Your goal »
Find the string "Price" in the listing and report every line that has it.

Record excerpts »
>> BEGIN

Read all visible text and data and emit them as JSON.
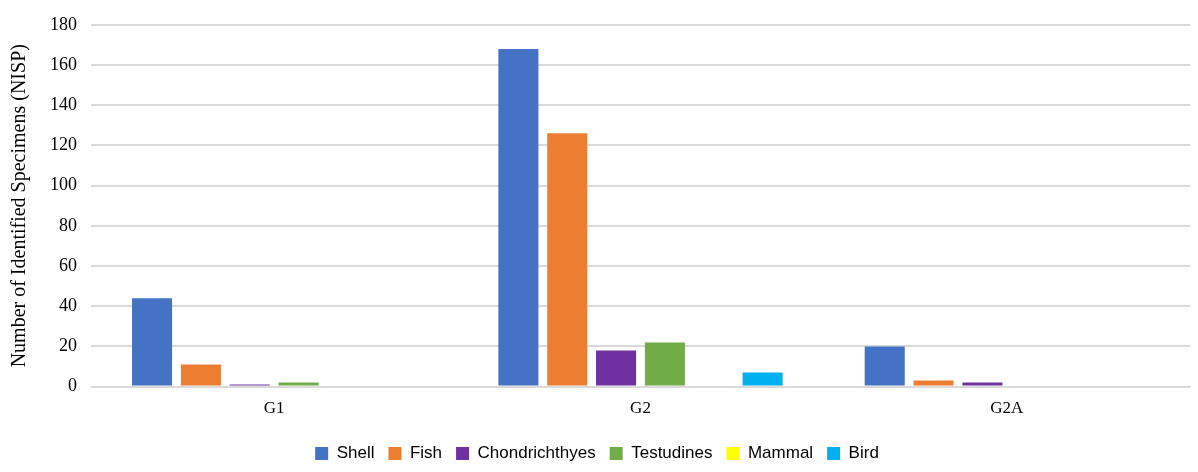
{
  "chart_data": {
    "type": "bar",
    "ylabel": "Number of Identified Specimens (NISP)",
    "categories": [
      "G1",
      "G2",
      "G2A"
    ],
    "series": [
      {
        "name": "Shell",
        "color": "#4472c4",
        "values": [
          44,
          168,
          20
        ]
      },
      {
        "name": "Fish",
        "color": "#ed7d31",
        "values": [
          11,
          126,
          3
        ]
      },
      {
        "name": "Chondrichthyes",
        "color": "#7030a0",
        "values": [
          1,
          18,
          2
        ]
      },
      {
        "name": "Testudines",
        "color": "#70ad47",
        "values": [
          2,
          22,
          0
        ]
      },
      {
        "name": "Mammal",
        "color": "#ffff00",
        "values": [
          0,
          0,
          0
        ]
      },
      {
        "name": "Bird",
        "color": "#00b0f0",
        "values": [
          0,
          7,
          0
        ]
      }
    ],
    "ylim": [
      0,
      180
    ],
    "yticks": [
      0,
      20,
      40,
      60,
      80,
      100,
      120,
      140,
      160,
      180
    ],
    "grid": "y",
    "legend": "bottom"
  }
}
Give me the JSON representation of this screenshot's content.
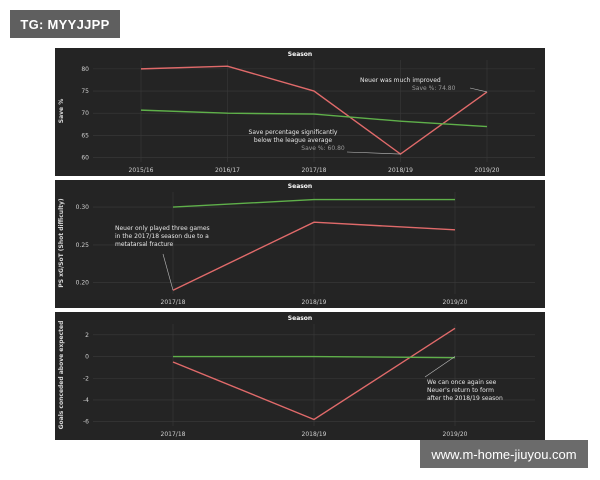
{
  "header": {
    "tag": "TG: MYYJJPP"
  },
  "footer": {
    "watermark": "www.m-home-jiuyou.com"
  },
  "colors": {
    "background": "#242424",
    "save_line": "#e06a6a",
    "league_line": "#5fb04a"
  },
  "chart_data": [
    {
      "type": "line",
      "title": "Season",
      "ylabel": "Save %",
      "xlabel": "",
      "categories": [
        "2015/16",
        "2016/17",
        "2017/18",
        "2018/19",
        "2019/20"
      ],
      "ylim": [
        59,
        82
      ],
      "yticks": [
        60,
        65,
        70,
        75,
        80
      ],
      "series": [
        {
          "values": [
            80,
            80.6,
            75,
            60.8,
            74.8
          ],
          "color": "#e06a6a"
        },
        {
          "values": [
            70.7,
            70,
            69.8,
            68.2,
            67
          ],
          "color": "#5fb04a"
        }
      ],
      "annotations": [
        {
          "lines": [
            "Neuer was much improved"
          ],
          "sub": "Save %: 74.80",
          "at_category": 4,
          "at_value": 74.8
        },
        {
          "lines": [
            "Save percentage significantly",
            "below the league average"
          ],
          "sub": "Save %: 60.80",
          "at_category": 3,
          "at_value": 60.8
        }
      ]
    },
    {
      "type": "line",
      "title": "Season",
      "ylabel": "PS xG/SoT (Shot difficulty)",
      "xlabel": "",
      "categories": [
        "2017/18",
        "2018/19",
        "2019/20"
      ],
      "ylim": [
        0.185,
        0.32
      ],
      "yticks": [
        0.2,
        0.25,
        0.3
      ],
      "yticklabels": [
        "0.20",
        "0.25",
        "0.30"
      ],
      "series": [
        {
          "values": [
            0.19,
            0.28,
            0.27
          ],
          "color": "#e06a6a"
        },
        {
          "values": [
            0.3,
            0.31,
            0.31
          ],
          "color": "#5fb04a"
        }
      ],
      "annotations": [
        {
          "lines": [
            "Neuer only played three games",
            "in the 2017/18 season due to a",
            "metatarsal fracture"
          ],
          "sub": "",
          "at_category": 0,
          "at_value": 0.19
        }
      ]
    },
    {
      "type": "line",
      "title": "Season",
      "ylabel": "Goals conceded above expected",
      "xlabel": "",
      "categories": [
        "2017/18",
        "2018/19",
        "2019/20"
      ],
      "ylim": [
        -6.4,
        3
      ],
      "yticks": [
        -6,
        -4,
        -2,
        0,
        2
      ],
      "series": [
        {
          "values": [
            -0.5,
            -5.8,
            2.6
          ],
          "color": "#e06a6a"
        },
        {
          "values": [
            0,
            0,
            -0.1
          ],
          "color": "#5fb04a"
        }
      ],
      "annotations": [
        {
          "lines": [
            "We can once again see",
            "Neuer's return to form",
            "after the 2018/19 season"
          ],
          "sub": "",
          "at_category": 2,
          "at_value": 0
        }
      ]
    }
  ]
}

>> END
>> BEGIN

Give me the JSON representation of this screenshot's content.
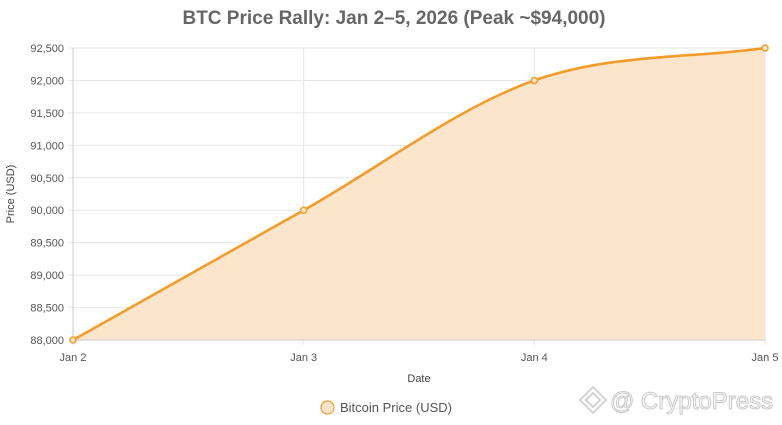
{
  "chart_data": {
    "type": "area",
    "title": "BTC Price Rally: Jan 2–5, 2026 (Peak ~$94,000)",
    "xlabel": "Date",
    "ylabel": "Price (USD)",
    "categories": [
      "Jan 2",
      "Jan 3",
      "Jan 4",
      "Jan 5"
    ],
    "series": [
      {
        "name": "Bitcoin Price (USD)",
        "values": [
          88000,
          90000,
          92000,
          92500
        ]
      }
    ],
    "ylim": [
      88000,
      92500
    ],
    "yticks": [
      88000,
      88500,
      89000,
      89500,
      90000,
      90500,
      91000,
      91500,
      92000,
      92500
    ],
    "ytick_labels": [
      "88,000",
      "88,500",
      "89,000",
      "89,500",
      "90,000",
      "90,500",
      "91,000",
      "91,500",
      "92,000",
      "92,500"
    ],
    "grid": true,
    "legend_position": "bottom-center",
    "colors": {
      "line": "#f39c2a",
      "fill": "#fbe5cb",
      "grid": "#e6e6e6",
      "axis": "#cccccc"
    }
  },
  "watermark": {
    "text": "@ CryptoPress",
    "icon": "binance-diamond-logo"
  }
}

>> END

Full response »
    "title": "BTC Price Rally: Jan 2–5, 2026 (Peak ~$94,000)",
    "ylabel": "Price (USD)",
        "name": "Bitcoin Price (USD)",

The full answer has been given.